Problem details:
Copy every entry precisely.

Part of a data file
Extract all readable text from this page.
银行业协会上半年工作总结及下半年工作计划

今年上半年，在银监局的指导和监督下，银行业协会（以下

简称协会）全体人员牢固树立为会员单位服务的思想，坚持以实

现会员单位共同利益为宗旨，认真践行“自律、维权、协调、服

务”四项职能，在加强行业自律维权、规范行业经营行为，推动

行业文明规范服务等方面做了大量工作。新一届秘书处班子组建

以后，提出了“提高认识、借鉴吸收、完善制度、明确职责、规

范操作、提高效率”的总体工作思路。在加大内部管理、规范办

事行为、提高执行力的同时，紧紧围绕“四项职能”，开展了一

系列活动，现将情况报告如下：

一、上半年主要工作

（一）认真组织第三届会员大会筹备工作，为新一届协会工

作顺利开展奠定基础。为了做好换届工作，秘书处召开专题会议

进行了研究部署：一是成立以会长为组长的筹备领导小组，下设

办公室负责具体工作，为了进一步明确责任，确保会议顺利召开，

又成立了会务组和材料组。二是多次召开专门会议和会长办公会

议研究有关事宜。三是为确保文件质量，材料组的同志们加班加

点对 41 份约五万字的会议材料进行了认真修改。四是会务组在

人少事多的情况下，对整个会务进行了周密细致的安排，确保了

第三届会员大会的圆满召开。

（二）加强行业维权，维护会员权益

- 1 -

Final result:
Extract all readable text from this page.
银行业协会上半年工作总结及下半年工作计划

今年上半年，在银监局的指导和监督下，银行业协会（以下

简称协会）全体人员牢固树立为会员单位服务的思想，坚持以实

现会员单位共同利益为宗旨，认真践行“自律、维权、协调、服

务”四项职能，在加强行业自律维权、规范行业经营行为，推动

行业文明规范服务等方面做了大量工作。新一届秘书处班子组建

以后，提出了“提高认识、借鉴吸收、完善制度、明确职责、规

范操作、提高效率”的总体工作思路。在加大内部管理、规范办

事行为、提高执行力的同时，紧紧围绕“四项职能”，开展了一

系列活动，现将情况报告如下：

一、上半年主要工作

（一）认真组织第三届会员大会筹备工作，为新一届协会工

作顺利开展奠定基础。为了做好换届工作，秘书处召开专题会议

进行了研究部署：一是成立以会长为组长的筹备领导小组，下设

办公室负责具体工作，为了进一步明确责任，确保会议顺利召开，

又成立了会务组和材料组。二是多次召开专门会议和会长办公会

议研究有关事宜。三是为确保文件质量，材料组的同志们加班加

点对 41 份约五万字的会议材料进行了认真修改。四是会务组在

人少事多的情况下，对整个会务进行了周密细致的安排，确保了

第三届会员大会的圆满召开。

（二）加强行业维权，维护会员权益

- 1 -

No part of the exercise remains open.